» Work to complete:
Gather, from the data below, each line in which the word "多用途的合理利用" occurs.

» Task data:
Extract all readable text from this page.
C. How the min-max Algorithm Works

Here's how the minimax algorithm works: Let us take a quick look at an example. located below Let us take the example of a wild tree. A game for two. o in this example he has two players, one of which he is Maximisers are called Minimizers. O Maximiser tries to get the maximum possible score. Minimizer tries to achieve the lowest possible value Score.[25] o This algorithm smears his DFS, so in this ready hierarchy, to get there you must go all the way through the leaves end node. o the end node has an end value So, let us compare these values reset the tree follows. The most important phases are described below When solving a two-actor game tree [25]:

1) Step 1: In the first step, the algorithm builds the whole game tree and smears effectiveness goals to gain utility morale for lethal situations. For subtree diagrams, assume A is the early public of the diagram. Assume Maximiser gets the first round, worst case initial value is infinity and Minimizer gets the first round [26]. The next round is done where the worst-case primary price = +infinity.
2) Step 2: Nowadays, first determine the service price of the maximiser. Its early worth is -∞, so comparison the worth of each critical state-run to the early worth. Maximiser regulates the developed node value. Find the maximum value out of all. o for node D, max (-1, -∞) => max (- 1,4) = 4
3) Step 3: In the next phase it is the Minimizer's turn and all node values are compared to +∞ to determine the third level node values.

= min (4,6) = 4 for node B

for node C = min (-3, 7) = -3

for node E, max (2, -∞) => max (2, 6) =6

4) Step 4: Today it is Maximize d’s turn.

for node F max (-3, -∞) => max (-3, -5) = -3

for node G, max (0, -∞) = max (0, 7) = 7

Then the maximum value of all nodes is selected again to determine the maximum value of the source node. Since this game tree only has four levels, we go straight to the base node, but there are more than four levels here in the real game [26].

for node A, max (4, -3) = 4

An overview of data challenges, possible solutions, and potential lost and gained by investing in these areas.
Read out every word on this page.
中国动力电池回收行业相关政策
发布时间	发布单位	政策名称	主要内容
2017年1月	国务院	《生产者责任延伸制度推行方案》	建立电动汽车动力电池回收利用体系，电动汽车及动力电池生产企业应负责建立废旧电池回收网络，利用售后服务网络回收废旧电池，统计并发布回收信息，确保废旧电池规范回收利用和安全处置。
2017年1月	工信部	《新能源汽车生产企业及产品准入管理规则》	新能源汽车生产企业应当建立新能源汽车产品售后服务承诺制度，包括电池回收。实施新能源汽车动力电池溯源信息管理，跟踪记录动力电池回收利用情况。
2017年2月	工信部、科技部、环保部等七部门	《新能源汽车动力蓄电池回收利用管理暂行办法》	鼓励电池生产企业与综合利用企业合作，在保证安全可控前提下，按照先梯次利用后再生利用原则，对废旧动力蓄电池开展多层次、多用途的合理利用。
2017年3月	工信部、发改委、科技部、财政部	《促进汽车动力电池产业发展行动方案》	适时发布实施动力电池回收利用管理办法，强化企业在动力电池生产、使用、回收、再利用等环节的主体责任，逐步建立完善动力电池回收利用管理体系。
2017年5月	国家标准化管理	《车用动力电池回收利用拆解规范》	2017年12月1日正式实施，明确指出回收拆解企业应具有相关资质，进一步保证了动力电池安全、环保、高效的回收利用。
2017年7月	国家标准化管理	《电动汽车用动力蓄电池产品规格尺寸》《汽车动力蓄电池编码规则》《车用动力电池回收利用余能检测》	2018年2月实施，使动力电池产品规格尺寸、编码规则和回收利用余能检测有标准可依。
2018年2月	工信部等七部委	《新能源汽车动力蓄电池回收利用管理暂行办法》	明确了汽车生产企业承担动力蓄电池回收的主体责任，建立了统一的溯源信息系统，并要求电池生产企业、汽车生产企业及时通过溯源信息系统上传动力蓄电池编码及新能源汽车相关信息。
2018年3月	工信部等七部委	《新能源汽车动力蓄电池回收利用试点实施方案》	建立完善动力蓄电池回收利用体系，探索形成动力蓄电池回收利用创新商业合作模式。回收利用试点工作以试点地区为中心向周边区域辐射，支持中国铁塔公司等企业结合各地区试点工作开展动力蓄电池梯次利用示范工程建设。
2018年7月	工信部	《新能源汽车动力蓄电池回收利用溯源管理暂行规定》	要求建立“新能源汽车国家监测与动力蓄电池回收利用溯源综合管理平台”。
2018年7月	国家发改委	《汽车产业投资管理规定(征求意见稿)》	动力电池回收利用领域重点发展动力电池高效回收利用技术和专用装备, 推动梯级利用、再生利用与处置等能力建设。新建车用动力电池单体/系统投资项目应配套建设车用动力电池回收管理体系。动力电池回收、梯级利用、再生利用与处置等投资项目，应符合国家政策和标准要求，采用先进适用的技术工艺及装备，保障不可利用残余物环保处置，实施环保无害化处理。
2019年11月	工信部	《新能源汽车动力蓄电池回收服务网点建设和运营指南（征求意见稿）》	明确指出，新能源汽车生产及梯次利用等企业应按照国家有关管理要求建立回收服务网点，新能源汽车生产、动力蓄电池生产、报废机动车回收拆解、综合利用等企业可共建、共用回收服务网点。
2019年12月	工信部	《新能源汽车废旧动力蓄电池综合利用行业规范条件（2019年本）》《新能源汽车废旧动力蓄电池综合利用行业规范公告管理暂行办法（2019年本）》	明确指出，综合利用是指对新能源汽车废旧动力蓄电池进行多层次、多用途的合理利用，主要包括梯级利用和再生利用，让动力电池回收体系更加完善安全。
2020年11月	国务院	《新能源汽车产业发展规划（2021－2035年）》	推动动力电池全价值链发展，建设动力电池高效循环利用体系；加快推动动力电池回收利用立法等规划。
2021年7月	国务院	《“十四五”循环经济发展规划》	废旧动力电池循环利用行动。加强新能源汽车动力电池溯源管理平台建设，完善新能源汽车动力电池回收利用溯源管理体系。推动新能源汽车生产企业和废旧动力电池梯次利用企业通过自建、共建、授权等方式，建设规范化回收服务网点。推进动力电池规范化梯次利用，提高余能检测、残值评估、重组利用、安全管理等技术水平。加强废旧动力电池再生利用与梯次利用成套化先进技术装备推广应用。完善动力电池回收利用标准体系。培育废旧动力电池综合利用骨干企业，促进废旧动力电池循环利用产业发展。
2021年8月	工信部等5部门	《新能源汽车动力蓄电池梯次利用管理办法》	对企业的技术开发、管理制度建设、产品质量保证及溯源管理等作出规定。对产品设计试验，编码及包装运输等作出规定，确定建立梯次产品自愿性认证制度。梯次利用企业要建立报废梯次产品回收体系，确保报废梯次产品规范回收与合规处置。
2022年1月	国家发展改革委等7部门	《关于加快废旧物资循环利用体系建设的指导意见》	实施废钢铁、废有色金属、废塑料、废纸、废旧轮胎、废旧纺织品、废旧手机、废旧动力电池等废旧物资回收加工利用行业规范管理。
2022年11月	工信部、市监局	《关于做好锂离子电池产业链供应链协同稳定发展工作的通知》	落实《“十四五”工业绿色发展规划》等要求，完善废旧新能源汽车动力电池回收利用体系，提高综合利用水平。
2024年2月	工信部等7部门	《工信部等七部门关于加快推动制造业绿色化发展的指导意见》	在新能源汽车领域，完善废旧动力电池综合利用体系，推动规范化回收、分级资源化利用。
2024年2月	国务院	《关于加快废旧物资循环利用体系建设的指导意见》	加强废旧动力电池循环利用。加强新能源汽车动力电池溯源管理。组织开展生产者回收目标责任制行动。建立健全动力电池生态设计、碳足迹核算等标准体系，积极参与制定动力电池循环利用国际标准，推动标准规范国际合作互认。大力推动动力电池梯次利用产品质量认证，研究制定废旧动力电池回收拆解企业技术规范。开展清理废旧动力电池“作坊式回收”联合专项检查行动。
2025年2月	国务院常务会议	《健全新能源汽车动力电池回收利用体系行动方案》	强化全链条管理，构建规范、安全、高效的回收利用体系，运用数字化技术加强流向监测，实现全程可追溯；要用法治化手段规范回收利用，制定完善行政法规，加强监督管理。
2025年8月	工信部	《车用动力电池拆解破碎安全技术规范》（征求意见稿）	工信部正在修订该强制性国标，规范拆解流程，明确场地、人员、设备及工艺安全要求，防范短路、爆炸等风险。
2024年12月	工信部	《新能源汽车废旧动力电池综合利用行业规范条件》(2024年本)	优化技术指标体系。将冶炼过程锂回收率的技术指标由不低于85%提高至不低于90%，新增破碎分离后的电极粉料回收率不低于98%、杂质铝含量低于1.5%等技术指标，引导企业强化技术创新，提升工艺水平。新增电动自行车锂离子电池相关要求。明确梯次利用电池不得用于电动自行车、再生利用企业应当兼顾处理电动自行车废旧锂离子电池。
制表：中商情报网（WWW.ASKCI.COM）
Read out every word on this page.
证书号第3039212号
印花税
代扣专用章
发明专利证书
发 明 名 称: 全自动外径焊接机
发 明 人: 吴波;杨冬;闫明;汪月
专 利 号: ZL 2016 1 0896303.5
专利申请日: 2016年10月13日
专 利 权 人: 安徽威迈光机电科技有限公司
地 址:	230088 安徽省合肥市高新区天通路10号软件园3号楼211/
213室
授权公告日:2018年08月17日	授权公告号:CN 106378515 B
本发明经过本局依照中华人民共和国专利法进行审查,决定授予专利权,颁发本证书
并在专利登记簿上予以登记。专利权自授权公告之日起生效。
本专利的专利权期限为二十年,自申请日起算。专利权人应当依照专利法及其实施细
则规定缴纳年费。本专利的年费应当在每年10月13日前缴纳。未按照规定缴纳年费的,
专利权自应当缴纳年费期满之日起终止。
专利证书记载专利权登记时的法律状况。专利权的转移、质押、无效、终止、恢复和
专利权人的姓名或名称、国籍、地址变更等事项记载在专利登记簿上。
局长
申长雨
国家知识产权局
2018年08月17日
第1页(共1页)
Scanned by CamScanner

» Final answer:
2017年2月	工信部、科技部、环保部等七部门	《新能源汽车动力蓄电池回收利用管理暂行办法》	鼓励电池生产企业与综合利用企业合作，在保证安全可控前提下，按照先梯次利用后再生利用原则，对废旧动力蓄电池开展多层次、多用途的合理利用。
2019年12月	工信部	《新能源汽车废旧动力蓄电池综合利用行业规范条件（2019年本）》《新能源汽车废旧动力蓄电池综合利用行业规范公告管理暂行办法（2019年本）》	明确指出，综合利用是指对新能源汽车废旧动力蓄电池进行多层次、多用途的合理利用，主要包括梯级利用和再生利用，让动力电池回收体系更加完善安全。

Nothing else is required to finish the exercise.